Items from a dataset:
········

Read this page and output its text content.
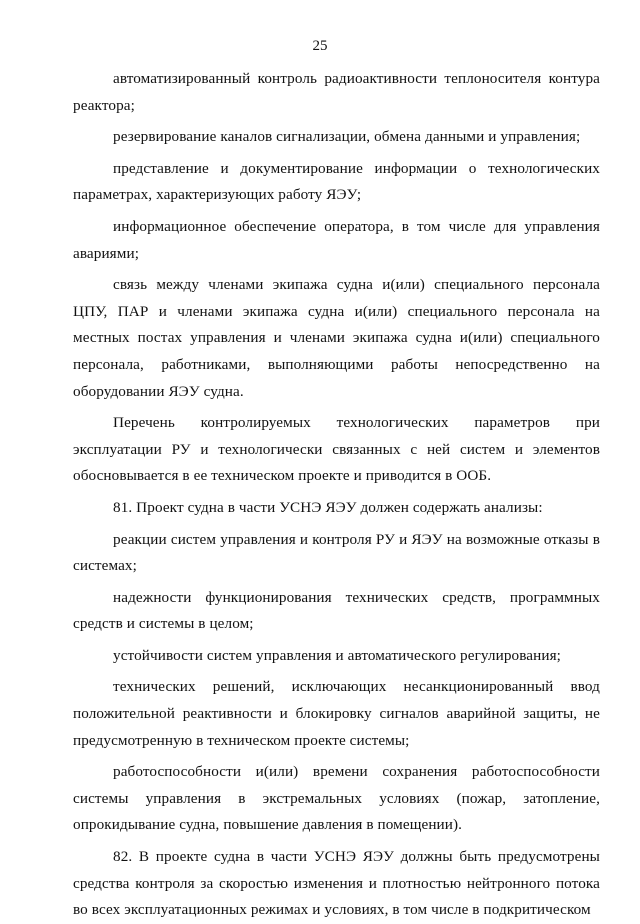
25

автоматизированный контроль радиоактивности теплоносителя контура реактора;

резервирование каналов сигнализации, обмена данными и управления;

представление и документирование информации о технологических параметрах, характеризующих работу ЯЭУ;

информационное обеспечение оператора, в том числе для управления авариями;

связь между членами экипажа судна и(или) специального персонала ЦПУ, ПАР и членами экипажа судна и(или) специального персонала на местных постах управления и членами экипажа судна и(или) специального персонала, работниками, выполняющими работы непосредственно на оборудовании ЯЭУ судна.

Перечень контролируемых технологических параметров при эксплуатации РУ и технологически связанных с ней систем и элементов обосновывается в ее техническом проекте и приводится в ООБ.

81. Проект судна в части УСНЭ ЯЭУ должен содержать анализы:

реакции систем управления и контроля РУ и ЯЭУ на возможные отказы в системах;

надежности функционирования технических средств, программных средств и системы в целом;

устойчивости систем управления и автоматического регулирования;

технических решений, исключающих несанкционированный ввод положительной реактивности и блокировку сигналов аварийной защиты, не предусмотренную в техническом проекте системы;

работоспособности и(или) времени сохранения работоспособности системы управления в экстремальных условиях (пожар, затопление, опрокидывание судна, повышение давления в помещении).

82. В проекте судна в части УСНЭ ЯЭУ должны быть предусмотрены средства контроля за скоростью изменения и плотностью нейтронного потока во всех эксплуатационных режимах и условиях, в том числе в подкритическом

········

**Problem statement**
Would you return the data exactly as written, without the pictures?

**Reply**
Read this page and output its text content.
25

автоматизированный контроль радиоактивности теплоносителя контура реактора;

резервирование каналов сигнализации, обмена данными и управления;

представление и документирование информации о технологических параметрах, характеризующих работу ЯЭУ;

информационное обеспечение оператора, в том числе для управления авариями;

связь между членами экипажа судна и(или) специального персонала ЦПУ, ПАР и членами экипажа судна и(или) специального персонала на местных постах управления и членами экипажа судна и(или) специального персонала, работниками, выполняющими работы непосредственно на оборудовании ЯЭУ судна.

Перечень контролируемых технологических параметров при эксплуатации РУ и технологически связанных с ней систем и элементов обосновывается в ее техническом проекте и приводится в ООБ.

81. Проект судна в части УСНЭ ЯЭУ должен содержать анализы:

реакции систем управления и контроля РУ и ЯЭУ на возможные отказы в системах;

надежности функционирования технических средств, программных средств и системы в целом;

устойчивости систем управления и автоматического регулирования;

технических решений, исключающих несанкционированный ввод положительной реактивности и блокировку сигналов аварийной защиты, не предусмотренную в техническом проекте системы;

работоспособности и(или) времени сохранения работоспособности системы управления в экстремальных условиях (пожар, затопление, опрокидывание судна, повышение давления в помещении).

82. В проекте судна в части УСНЭ ЯЭУ должны быть предусмотрены средства контроля за скоростью изменения и плотностью нейтронного потока во всех эксплуатационных режимах и условиях, в том числе в подкритическом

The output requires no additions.